SELECTED EXCERPT.
START

In other words (and other words are ineludible here), condemnation of Churchill may appropriately target his maladroit choice of words, such as referring to the victims of 9-11 as "little Eichmans," but not his message. That, it has been suggested, is protected speech. Indeed, it is axiomatic that one can't slander the dead, an advantage Ward Churchill exploits with all the diffidence of the feral vulture he resembles.

A commentator recently remarked that the only thing Churchill is guilty of is exceeding his 15 minutes of fame. I would add: wasting Colorado taxpayers' money and drawing shame to the Boulder campus.
Whether Churchill is guilty of treason, as conservative talk show hosts have ideated, or whether use of rhetorical tropes to advance a Marxist agenda on college campuses somehow offends the Constitution, are questions that distract from the larger, in fact, cardinal, issue raised by Churchill's celebrity.
After all, here is someone who says what many on the left feel, yet hesitate to express. When, for instance, Churchill gleefully points out that the Pentagon victims of 9-11 were legitimate "military targets," he is tickling the nerve-endings of those who oppose military institutions, a form of misdirection omitting the premise that the terrorists of 9-11 were not military combatants but criminals. His audience? College students.

However digression may encumber the debate, it is the menacing effect of reckless speech passed off as scholarship by crazy professors competing for the hearts and minds of impressionable kids that cries for reform.

As an academic, whose role it is to engage the minds of youth, and, as declared by the American Association of University Professors, to advance the common good, the feckless Ward Churchill has met his Gallipoli.

For years, the struggle to call attention to the characteristically ignored, misunderstood and underestimated problem of campus speech has been led by David Horowitz, the one-time leftist turned apologist for conservative causes. (Full disclosure: Horowitz is my client in a lawsuit challenging Los Angeles County's removal of the Christian cross from the official county seal, and I am a member of his Center for the Study of Popular Culture and a contributor to his Web site, frontpagemag.com.)

As the author of the Academic Bill of Rights, Horowitz has led the charge against the left's monopoly of discourse on college campuses, and, with Students for Academic Freedom, has sought to balance the lopsided political climate frequently found there.

In the process of promoting what Ward Churchill would call "social justice" if Churchill had an honest respect for the term's meaning, Horowitz has been vilified, and like Churchill has now, occasionally been banned from speaking on college campuses. Ironically, Horowitz himself was once accused of "treason" and being motivated by "nihilism and hate," particularly hatred of his country.

END

DATASET SECTION.
START

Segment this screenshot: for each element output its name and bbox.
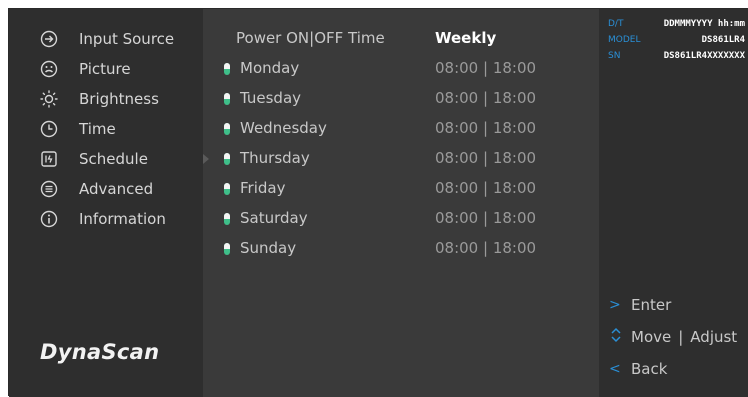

END

INSTRUCTION 1. Translate this sentence from the text about Ward Churchill into Spanish: "A commentator recently remarked that the only thing Churchill is guilty of is exceeding his 15 minutes of fame."
INSTRUCTION 2. Retype the passage of the text about Ward Churchill from "In other words" to "the Boulder campus." word for word.

EXERCISE RESPONSE 1. Un comentarista señaló recientemente que lo único de lo que Churchill es culpable es de haber excedido sus 15 minutos de fama.

EXERCISE RESPONSE 2.
In other words (and other words are ineludible here), condemnation of Churchill may appropriately target his maladroit choice of words, such as referring to the victims of 9-11 as "little Eichmans," but not his message. That, it has been suggested, is protected speech. Indeed, it is axiomatic that one can't slander the dead, an advantage Ward Churchill exploits with all the diffidence of the feral vulture he resembles.

A commentator recently remarked that the only thing Churchill is guilty of is exceeding his 15 minutes of fame. I would add: wasting Colorado taxpayers' money and drawing shame to the Boulder campus.